• _SOURCE RECORDS_
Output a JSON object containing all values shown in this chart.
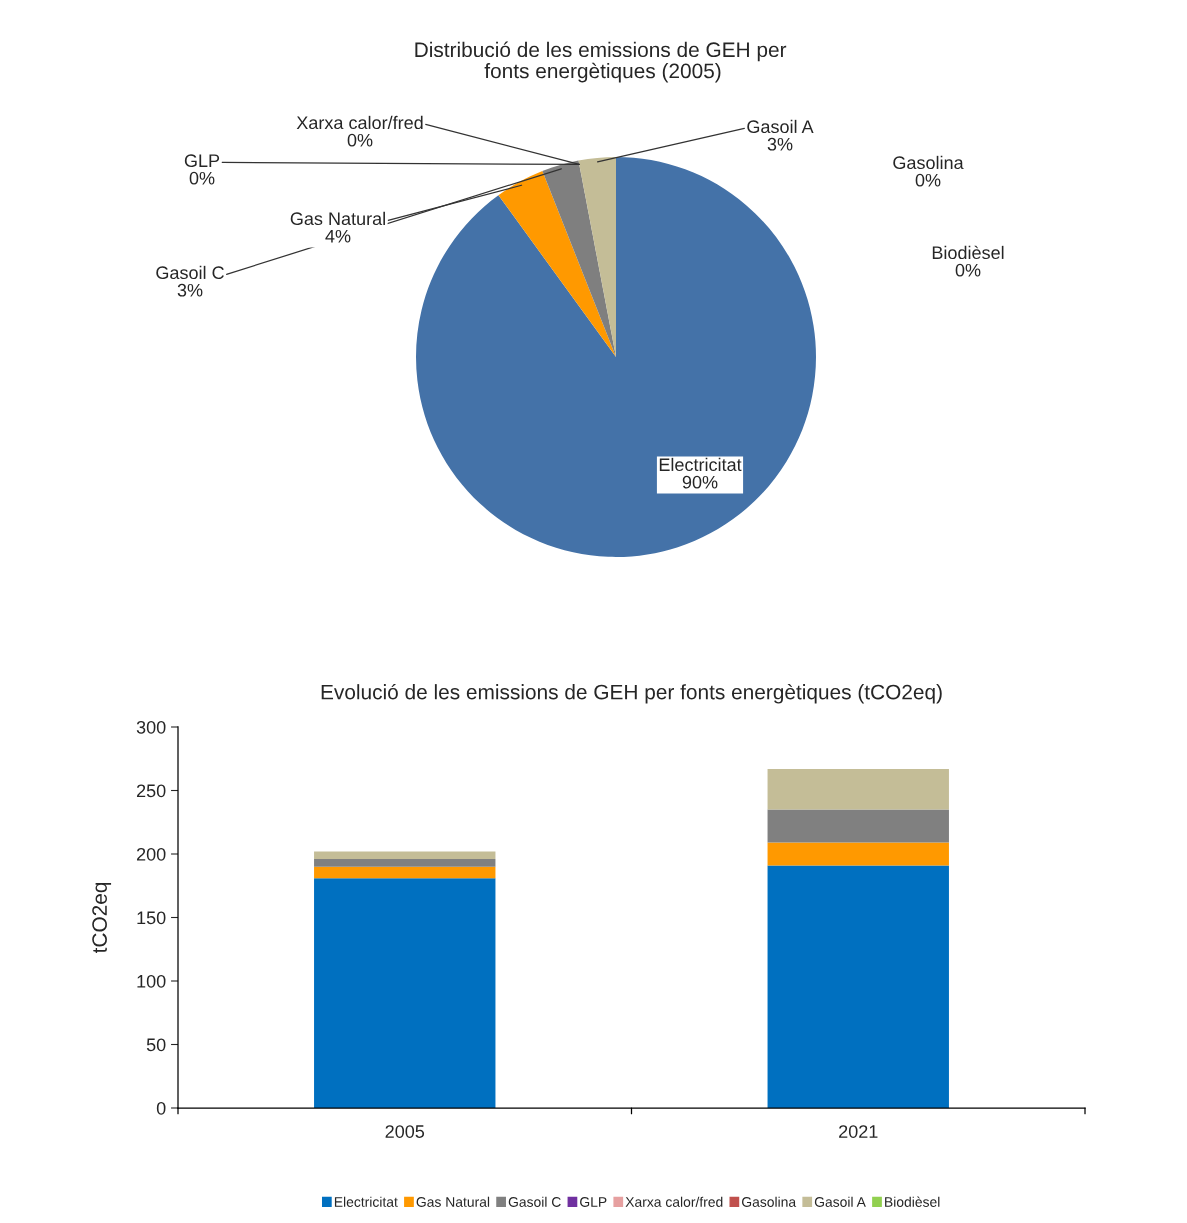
{
  "chart_data": [
    {
      "type": "pie",
      "title": "Distribució de les emissions de GEH per  fonts energètiques (2005)",
      "categories": [
        "Electricitat",
        "Gas Natural",
        "Gasoil C",
        "GLP",
        "Xarxa calor/fred",
        "Gasolina",
        "Gasoil A",
        "Biodièsel"
      ],
      "values": [
        90,
        4,
        3,
        0,
        0,
        0,
        3,
        0
      ],
      "value_labels": [
        "90%",
        "4%",
        "3%",
        "0%",
        "0%",
        "0%",
        "3%",
        "0%"
      ],
      "colors": [
        "#4472a8",
        "#ff9900",
        "#7f7f7f",
        "#7030a0",
        "#e6a0a0",
        "#c0504d",
        "#c4bd97",
        "#92d050"
      ]
    },
    {
      "type": "bar",
      "stacked": true,
      "title": "Evolució de les emissions de GEH per fonts energètiques (tCO2eq)",
      "ylabel": "tCO2eq",
      "categories": [
        "2005",
        "2021"
      ],
      "ylim": [
        0,
        300
      ],
      "yticks": [
        0,
        50,
        100,
        150,
        200,
        250,
        300
      ],
      "legend": "bottom",
      "series": [
        {
          "name": "Electricitat",
          "color": "#0070c0",
          "values": [
            181,
            191
          ]
        },
        {
          "name": "Gas Natural",
          "color": "#ff9900",
          "values": [
            9,
            18
          ]
        },
        {
          "name": "Gasoil C",
          "color": "#808080",
          "values": [
            6,
            26
          ]
        },
        {
          "name": "GLP",
          "color": "#7030a0",
          "values": [
            0,
            0
          ]
        },
        {
          "name": "Xarxa calor/fred",
          "color": "#e6a0a0",
          "values": [
            0,
            0
          ]
        },
        {
          "name": "Gasolina",
          "color": "#c0504d",
          "values": [
            0,
            0
          ]
        },
        {
          "name": "Gasoil A",
          "color": "#c4bd97",
          "values": [
            6,
            32
          ]
        },
        {
          "name": "Biodièsel",
          "color": "#92d050",
          "values": [
            0,
            0
          ]
        }
      ]
    }
  ]
}
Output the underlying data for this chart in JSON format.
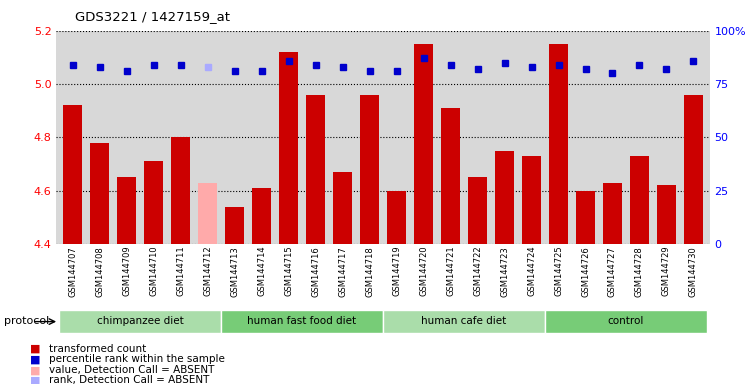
{
  "title": "GDS3221 / 1427159_at",
  "samples": [
    "GSM144707",
    "GSM144708",
    "GSM144709",
    "GSM144710",
    "GSM144711",
    "GSM144712",
    "GSM144713",
    "GSM144714",
    "GSM144715",
    "GSM144716",
    "GSM144717",
    "GSM144718",
    "GSM144719",
    "GSM144720",
    "GSM144721",
    "GSM144722",
    "GSM144723",
    "GSM144724",
    "GSM144725",
    "GSM144726",
    "GSM144727",
    "GSM144728",
    "GSM144729",
    "GSM144730"
  ],
  "bar_values": [
    4.92,
    4.78,
    4.65,
    4.71,
    4.8,
    4.63,
    4.54,
    4.61,
    5.12,
    4.96,
    4.67,
    4.96,
    4.6,
    5.15,
    4.91,
    4.65,
    4.75,
    4.73,
    5.15,
    4.6,
    4.63,
    4.73,
    4.62,
    4.96
  ],
  "bar_colors": [
    "#cc0000",
    "#cc0000",
    "#cc0000",
    "#cc0000",
    "#cc0000",
    "#ffaaaa",
    "#cc0000",
    "#cc0000",
    "#cc0000",
    "#cc0000",
    "#cc0000",
    "#cc0000",
    "#cc0000",
    "#cc0000",
    "#cc0000",
    "#cc0000",
    "#cc0000",
    "#cc0000",
    "#cc0000",
    "#cc0000",
    "#cc0000",
    "#cc0000",
    "#cc0000",
    "#cc0000"
  ],
  "percentile_values": [
    84,
    83,
    81,
    84,
    84,
    83,
    81,
    81,
    86,
    84,
    83,
    81,
    81,
    87,
    84,
    82,
    85,
    83,
    84,
    82,
    80,
    84,
    82,
    86
  ],
  "percentile_colors": [
    "#0000cc",
    "#0000cc",
    "#0000cc",
    "#0000cc",
    "#0000cc",
    "#aaaaff",
    "#0000cc",
    "#0000cc",
    "#0000cc",
    "#0000cc",
    "#0000cc",
    "#0000cc",
    "#0000cc",
    "#0000cc",
    "#0000cc",
    "#0000cc",
    "#0000cc",
    "#0000cc",
    "#0000cc",
    "#0000cc",
    "#0000cc",
    "#0000cc",
    "#0000cc",
    "#0000cc"
  ],
  "groups": [
    {
      "label": "chimpanzee diet",
      "start": 0,
      "end": 5
    },
    {
      "label": "human fast food diet",
      "start": 6,
      "end": 11
    },
    {
      "label": "human cafe diet",
      "start": 12,
      "end": 17
    },
    {
      "label": "control",
      "start": 18,
      "end": 23
    }
  ],
  "group_colors": [
    "#aaddaa",
    "#77cc77",
    "#aaddaa",
    "#77cc77"
  ],
  "ylim_left": [
    4.4,
    5.2
  ],
  "ylim_right": [
    0,
    100
  ],
  "yticks_left": [
    4.4,
    4.6,
    4.8,
    5.0,
    5.2
  ],
  "yticks_right": [
    0,
    25,
    50,
    75,
    100
  ],
  "bar_width": 0.7,
  "background_color": "#ffffff",
  "plot_bg_color": "#d8d8d8"
}
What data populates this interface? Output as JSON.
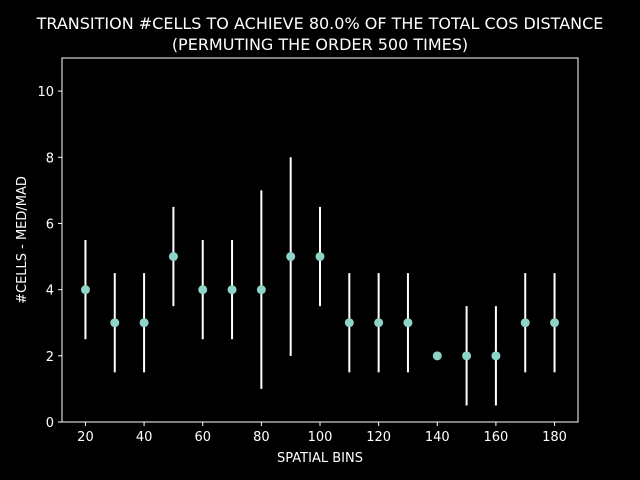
{
  "colors": {
    "background": "#000000",
    "foreground": "#ffffff",
    "marker": "#8dd3c7",
    "errorbar": "#ffffff"
  },
  "chart_data": {
    "type": "scatter",
    "title": "TRANSITION #CELLS TO ACHIEVE 80.0% OF THE TOTAL COS DISTANCE",
    "subtitle": "(PERMUTING THE ORDER 500 TIMES)",
    "xlabel": "SPATIAL BINS",
    "ylabel": "#CELLS - MED/MAD",
    "xlim": [
      12,
      188
    ],
    "ylim": [
      0,
      11
    ],
    "xticks": [
      20,
      40,
      60,
      80,
      100,
      120,
      140,
      160,
      180
    ],
    "yticks": [
      0,
      2,
      4,
      6,
      8,
      10
    ],
    "grid": false,
    "series": [
      {
        "x": [
          20,
          30,
          40,
          50,
          60,
          70,
          80,
          90,
          100,
          110,
          120,
          130,
          140,
          150,
          160,
          170,
          180
        ],
        "y": [
          4,
          3,
          3,
          5,
          4,
          4,
          4,
          5,
          5,
          3,
          3,
          3,
          2,
          2,
          2,
          3,
          3
        ],
        "yerr": [
          1.5,
          1.5,
          1.5,
          1.5,
          1.5,
          1.5,
          3,
          3,
          1.5,
          1.5,
          1.5,
          1.5,
          0,
          1.5,
          1.5,
          1.5,
          1.5
        ]
      }
    ]
  }
}
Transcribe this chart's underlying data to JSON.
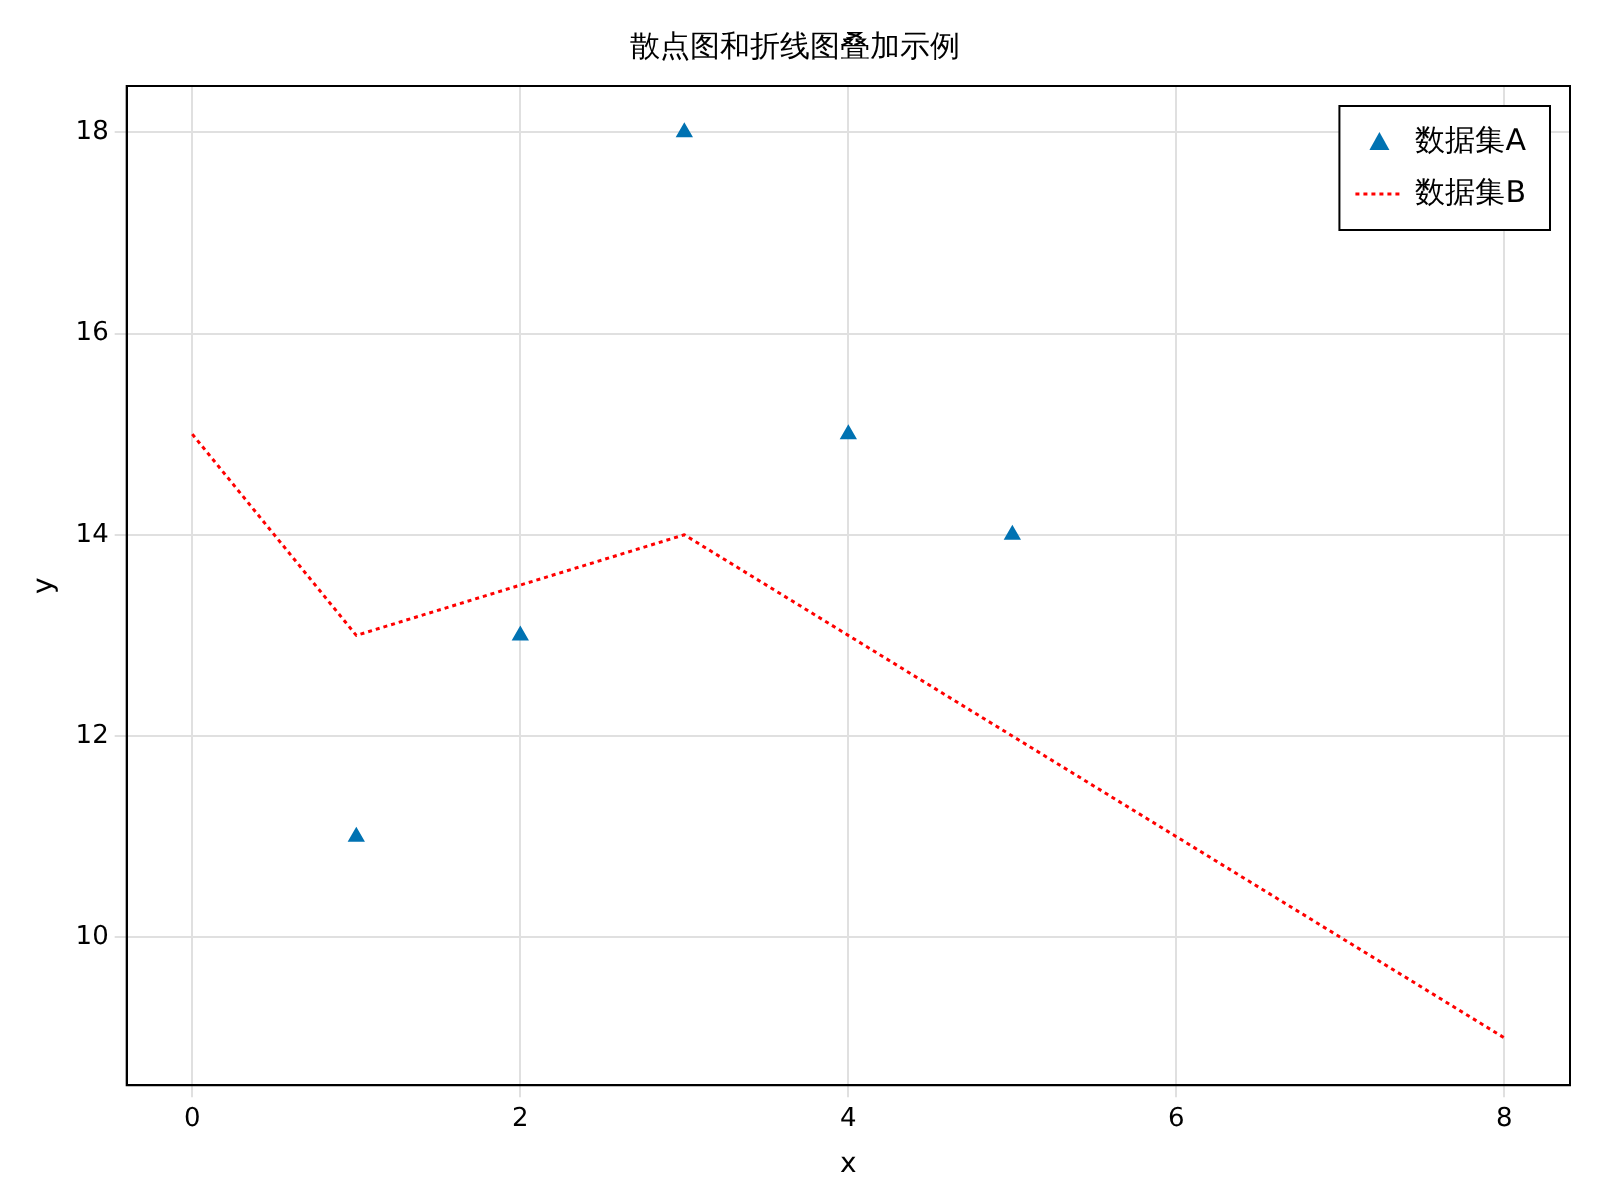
{
  "chart_data": {
    "type": "scatter",
    "title": "散点图和折线图叠加示例",
    "xlabel": "x",
    "ylabel": "y",
    "series": [
      {
        "name": "数据集A",
        "type": "scatter",
        "marker": "triangle",
        "color": "#0072b2",
        "x": [
          1,
          2,
          3,
          4,
          5
        ],
        "values": [
          11,
          13,
          18,
          15,
          14
        ]
      },
      {
        "name": "数据集B",
        "type": "line",
        "marker": "none",
        "line_style": "dotted",
        "color": "#ff0000",
        "x": [
          0,
          1,
          3,
          8
        ],
        "values": [
          15,
          13,
          14,
          9
        ]
      }
    ],
    "xlim": [
      -0.4,
      8.4
    ],
    "xticks": [
      0,
      2,
      4,
      6,
      8
    ],
    "ylim": [
      8.53,
      18.46
    ],
    "yticks": [
      10,
      12,
      14,
      16,
      18
    ],
    "grid": true,
    "legend": "top right"
  }
}
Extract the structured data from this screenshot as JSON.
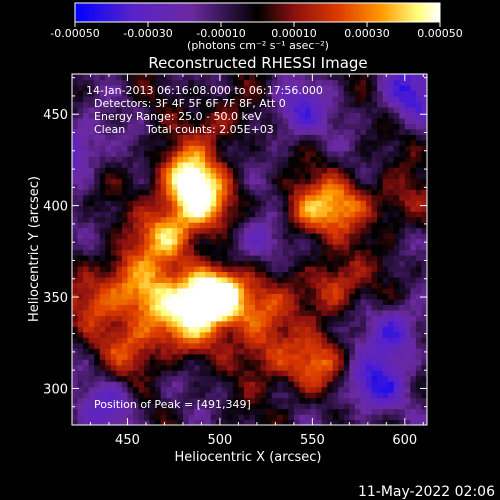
{
  "colorbar": {
    "ticks": [
      "-0.00050",
      "-0.00030",
      "-0.00010",
      "0.00010",
      "0.00030",
      "0.00050"
    ],
    "unit_label": "(photons cm⁻² s⁻¹ asec⁻²)",
    "colormap": [
      "#0000ff",
      "#5a22c8",
      "#6b2aa0",
      "#000000",
      "#8b1010",
      "#dc3a00",
      "#ff9a00",
      "#ffff80",
      "#ffffff"
    ]
  },
  "chart_data": {
    "type": "heatmap",
    "title": "Reconstructed RHESSI Image",
    "annotations": [
      "14-Jan-2013 06:16:08.000 to 06:17:56.000",
      "Detectors: 3F 4F 5F 6F 7F 8F, Att 0",
      "Energy Range: 25.0 - 50.0 keV",
      "Clean",
      "Total counts: 2.05E+03"
    ],
    "peak_label": "Position of Peak = [491,349]",
    "peak_position": [
      491,
      349
    ],
    "xlabel": "Heliocentric X (arcsec)",
    "ylabel": "Heliocentric Y (arcsec)",
    "xlim": [
      420,
      612
    ],
    "ylim": [
      280,
      472
    ],
    "xticks": [
      450,
      500,
      550,
      600
    ],
    "yticks": [
      300,
      350,
      400,
      450
    ],
    "x_tick_labels": [
      "450",
      "500",
      "550",
      "600"
    ],
    "y_tick_labels": [
      "300",
      "350",
      "400",
      "450"
    ],
    "value_range": [
      -0.0005,
      0.0005
    ],
    "sources": [
      {
        "x": 480,
        "y": 415,
        "value": 0.00048
      },
      {
        "x": 488,
        "y": 400,
        "value": 0.00045
      },
      {
        "x": 470,
        "y": 382,
        "value": 0.0004
      },
      {
        "x": 491,
        "y": 349,
        "value": 0.0005
      },
      {
        "x": 500,
        "y": 350,
        "value": 0.00042
      },
      {
        "x": 462,
        "y": 345,
        "value": 0.00038
      },
      {
        "x": 448,
        "y": 360,
        "value": 0.0003
      },
      {
        "x": 450,
        "y": 320,
        "value": 0.00025
      },
      {
        "x": 478,
        "y": 330,
        "value": 0.0003
      },
      {
        "x": 520,
        "y": 340,
        "value": 0.00028
      },
      {
        "x": 560,
        "y": 355,
        "value": 0.0003
      },
      {
        "x": 545,
        "y": 395,
        "value": 0.00032
      },
      {
        "x": 565,
        "y": 400,
        "value": 0.0003
      },
      {
        "x": 548,
        "y": 310,
        "value": 0.0003
      },
      {
        "x": 525,
        "y": 318,
        "value": 0.00024
      },
      {
        "x": 430,
        "y": 345,
        "value": 0.0002
      },
      {
        "x": 500,
        "y": 445,
        "value": 0.0002
      },
      {
        "x": 595,
        "y": 400,
        "value": 0.00018
      },
      {
        "x": 580,
        "y": 300,
        "value": -0.00035
      },
      {
        "x": 420,
        "y": 430,
        "value": -0.0003
      },
      {
        "x": 600,
        "y": 460,
        "value": -0.0003
      },
      {
        "x": 540,
        "y": 450,
        "value": -0.00028
      },
      {
        "x": 595,
        "y": 330,
        "value": -0.0003
      },
      {
        "x": 520,
        "y": 380,
        "value": -0.00025
      },
      {
        "x": 440,
        "y": 290,
        "value": -0.00022
      }
    ]
  },
  "footer": {
    "timestamp": "11-May-2022 02:06"
  }
}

• _PROBLEM TO SOLVE_
Read through the data and copy every line where "emissions" shows up.

• _CORRECT ANSWER_
      "title": "Distribució de les emissions de GEH per  fonts energètiques (2005)",
      "title": "Evolució de les emissions de GEH per fonts energètiques (tCO2eq)",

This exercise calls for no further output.